MATERIAL PROVIDED:
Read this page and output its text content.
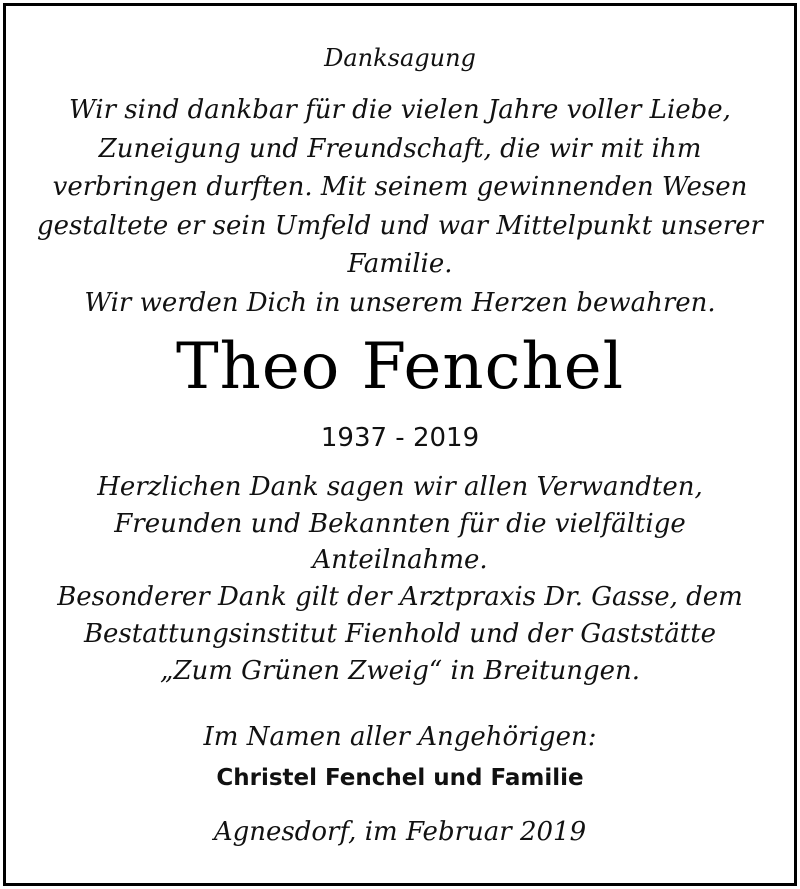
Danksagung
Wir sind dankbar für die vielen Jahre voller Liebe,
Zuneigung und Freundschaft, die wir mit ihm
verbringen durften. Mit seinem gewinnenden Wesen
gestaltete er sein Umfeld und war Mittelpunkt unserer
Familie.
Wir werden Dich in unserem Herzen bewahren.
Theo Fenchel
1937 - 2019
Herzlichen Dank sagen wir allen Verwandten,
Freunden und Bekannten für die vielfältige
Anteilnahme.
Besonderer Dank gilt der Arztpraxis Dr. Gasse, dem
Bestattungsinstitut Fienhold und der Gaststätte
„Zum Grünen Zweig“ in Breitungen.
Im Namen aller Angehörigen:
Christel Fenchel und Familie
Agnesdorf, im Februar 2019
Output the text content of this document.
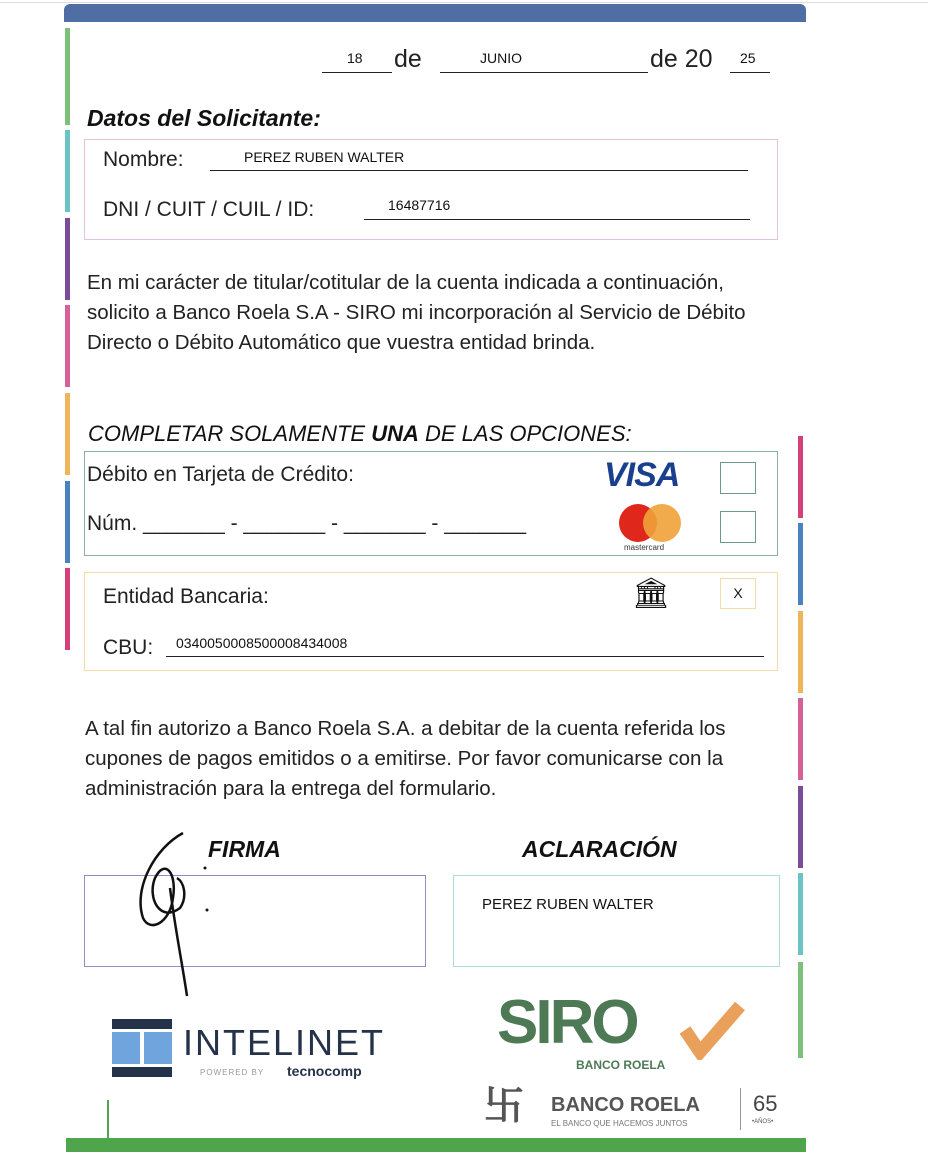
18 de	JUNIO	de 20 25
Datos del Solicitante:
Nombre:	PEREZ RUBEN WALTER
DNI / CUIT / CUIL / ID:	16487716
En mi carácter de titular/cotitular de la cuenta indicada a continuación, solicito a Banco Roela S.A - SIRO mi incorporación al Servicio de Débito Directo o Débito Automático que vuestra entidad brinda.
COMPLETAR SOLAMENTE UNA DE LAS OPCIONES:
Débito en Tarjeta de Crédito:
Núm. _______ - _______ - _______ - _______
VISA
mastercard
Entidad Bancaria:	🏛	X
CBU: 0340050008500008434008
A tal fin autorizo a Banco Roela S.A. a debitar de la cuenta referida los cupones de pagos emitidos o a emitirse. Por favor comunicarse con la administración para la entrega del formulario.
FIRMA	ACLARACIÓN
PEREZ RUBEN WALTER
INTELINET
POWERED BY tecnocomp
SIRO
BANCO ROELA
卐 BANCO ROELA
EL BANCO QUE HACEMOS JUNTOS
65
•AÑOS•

GIVEN INSTRUCTION:
The required output is the lines from the one containing "Output the text content of this document." through the end of the records above, reproduced exactly, with no pictures.

TASK RESPONSE:
Output the text content of this document.
18 de	JUNIO	de 20 25
Datos del Solicitante:
Nombre:	PEREZ RUBEN WALTER
DNI / CUIT / CUIL / ID:	16487716
En mi carácter de titular/cotitular de la cuenta indicada a continuación, solicito a Banco Roela S.A - SIRO mi incorporación al Servicio de Débito Directo o Débito Automático que vuestra entidad brinda.
COMPLETAR SOLAMENTE UNA DE LAS OPCIONES:
Débito en Tarjeta de Crédito:
Núm. _______ - _______ - _______ - _______
VISA
mastercard
Entidad Bancaria:	🏛	X
CBU: 0340050008500008434008
A tal fin autorizo a Banco Roela S.A. a debitar de la cuenta referida los cupones de pagos emitidos o a emitirse. Por favor comunicarse con la administración para la entrega del formulario.
FIRMA	ACLARACIÓN
PEREZ RUBEN WALTER
INTELINET
POWERED BY tecnocomp
SIRO
BANCO ROELA
卐 BANCO ROELA
EL BANCO QUE HACEMOS JUNTOS
65
•AÑOS•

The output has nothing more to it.